YOUR TASK
In the entries, find all lines that hold the word "left" and copy them.

========

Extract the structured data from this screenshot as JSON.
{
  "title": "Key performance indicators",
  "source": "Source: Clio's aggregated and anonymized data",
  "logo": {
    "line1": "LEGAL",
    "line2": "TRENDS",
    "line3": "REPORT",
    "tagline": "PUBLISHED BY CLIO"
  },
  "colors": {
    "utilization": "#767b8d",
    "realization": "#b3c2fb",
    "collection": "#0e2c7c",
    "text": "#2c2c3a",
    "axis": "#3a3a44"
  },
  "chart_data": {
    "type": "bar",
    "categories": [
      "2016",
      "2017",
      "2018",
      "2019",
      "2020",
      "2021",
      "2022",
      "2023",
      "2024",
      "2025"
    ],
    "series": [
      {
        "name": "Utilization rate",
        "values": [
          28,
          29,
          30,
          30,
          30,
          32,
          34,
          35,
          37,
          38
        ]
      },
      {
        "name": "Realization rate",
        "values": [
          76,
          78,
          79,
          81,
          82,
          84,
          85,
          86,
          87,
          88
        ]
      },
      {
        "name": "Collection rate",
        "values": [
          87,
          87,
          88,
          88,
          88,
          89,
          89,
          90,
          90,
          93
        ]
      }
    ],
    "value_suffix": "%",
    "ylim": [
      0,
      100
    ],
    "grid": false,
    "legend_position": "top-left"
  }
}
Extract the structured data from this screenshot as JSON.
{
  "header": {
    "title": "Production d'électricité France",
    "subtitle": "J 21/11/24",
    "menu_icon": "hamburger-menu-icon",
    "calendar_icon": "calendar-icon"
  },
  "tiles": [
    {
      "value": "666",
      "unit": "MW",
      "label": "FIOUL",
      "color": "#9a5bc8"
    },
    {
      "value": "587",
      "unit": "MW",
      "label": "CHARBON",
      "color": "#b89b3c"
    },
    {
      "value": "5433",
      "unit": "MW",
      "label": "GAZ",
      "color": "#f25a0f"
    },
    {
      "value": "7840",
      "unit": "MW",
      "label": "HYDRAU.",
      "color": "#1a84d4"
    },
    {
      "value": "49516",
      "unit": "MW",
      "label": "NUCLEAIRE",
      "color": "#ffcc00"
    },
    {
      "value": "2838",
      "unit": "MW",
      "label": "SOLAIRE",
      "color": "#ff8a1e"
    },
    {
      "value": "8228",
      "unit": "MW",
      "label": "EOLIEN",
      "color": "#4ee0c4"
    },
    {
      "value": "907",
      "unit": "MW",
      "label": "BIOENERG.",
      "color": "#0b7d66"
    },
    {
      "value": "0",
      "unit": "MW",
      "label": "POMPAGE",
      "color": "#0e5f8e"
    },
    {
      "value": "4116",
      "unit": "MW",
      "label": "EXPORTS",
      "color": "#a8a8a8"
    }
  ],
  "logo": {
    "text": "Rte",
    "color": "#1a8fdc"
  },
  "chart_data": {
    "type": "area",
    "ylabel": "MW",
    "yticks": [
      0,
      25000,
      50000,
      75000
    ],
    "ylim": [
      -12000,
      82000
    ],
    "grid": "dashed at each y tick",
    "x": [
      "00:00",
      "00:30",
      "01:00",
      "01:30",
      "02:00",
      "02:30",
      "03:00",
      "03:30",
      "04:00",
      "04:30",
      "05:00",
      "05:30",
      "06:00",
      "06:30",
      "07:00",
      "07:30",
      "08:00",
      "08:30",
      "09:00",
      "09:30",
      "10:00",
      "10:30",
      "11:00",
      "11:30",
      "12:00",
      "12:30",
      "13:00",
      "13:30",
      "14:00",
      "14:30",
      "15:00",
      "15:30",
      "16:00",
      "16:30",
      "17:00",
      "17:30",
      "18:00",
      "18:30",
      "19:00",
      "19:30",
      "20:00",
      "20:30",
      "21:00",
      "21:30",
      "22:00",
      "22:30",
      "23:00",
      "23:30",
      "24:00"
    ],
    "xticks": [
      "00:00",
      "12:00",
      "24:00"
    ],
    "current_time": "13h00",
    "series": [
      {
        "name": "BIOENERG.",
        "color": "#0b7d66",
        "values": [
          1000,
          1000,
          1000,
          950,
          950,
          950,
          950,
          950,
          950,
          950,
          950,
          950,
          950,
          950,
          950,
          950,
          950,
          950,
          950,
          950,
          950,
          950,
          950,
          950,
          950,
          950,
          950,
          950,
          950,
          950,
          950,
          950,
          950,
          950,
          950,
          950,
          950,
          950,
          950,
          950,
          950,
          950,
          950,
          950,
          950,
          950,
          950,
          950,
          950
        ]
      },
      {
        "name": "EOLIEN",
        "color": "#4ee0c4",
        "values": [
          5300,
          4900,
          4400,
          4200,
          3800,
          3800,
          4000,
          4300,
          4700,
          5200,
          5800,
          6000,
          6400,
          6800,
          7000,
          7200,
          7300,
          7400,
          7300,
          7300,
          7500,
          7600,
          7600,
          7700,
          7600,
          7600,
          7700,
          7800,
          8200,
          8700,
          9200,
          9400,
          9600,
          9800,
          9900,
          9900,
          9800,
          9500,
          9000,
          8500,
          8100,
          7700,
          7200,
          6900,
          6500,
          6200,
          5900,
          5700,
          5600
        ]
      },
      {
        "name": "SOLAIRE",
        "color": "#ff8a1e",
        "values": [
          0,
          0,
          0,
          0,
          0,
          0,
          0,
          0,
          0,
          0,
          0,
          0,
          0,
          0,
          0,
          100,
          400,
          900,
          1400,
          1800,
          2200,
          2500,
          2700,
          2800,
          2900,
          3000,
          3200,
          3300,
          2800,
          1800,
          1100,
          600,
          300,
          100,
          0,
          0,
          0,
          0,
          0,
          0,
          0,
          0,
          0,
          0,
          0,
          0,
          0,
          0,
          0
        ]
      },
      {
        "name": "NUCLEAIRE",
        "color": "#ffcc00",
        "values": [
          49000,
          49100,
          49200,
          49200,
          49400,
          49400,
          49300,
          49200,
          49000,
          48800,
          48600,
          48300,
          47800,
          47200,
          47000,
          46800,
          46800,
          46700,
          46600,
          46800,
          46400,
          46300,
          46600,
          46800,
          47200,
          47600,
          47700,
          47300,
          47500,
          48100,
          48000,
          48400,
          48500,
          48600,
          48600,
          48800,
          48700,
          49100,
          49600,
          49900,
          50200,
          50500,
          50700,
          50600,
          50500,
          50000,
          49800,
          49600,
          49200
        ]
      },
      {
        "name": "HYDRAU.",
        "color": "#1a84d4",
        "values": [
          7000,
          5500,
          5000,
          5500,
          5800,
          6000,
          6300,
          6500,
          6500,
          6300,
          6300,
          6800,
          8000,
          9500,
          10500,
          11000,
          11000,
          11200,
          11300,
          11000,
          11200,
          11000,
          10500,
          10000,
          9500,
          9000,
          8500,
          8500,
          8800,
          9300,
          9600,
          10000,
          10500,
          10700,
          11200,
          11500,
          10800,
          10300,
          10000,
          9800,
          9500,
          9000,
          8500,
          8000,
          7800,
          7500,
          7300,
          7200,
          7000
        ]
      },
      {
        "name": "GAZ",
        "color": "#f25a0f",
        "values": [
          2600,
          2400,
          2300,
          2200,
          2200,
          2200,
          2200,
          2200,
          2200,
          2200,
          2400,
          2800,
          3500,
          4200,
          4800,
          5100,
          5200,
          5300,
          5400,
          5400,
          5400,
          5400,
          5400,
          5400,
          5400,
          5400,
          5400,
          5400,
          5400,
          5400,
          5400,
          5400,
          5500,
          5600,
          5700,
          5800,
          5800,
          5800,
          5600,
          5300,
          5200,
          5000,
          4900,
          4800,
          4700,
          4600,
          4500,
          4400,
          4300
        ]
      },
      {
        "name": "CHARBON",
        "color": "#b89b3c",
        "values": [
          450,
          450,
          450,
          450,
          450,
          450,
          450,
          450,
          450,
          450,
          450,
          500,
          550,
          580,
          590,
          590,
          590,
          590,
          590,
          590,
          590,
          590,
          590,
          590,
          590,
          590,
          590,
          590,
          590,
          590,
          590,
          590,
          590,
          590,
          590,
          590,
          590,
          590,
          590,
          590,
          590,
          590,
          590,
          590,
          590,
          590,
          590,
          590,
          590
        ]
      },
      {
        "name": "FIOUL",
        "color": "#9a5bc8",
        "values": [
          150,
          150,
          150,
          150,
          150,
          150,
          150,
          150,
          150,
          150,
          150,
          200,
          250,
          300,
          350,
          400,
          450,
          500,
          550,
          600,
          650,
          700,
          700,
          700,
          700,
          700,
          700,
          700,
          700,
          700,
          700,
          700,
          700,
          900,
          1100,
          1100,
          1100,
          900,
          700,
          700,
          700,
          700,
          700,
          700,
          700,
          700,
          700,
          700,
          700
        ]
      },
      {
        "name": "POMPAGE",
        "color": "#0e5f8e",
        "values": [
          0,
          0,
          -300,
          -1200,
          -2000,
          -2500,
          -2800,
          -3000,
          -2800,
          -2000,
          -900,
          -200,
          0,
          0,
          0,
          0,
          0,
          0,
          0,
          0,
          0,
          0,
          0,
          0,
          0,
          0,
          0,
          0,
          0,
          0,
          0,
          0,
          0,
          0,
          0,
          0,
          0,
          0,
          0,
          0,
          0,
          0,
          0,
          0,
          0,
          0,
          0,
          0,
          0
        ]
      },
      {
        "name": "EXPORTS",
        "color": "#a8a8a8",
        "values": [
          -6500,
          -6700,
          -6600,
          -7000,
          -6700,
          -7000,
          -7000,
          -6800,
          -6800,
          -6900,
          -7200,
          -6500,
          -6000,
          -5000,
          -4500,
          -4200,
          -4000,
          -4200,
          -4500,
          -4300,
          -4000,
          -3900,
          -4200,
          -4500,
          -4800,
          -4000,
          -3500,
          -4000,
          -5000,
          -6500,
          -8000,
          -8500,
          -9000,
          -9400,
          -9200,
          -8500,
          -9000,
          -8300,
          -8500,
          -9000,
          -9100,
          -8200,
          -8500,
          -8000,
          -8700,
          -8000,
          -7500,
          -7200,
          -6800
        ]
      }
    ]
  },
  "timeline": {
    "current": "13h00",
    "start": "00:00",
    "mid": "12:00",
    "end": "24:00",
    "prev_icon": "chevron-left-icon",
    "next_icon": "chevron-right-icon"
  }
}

========

SOLUTION FOR THIS PROBLEM
    "legend_position": "top-left"
    "prev_icon": "chevron-left-icon",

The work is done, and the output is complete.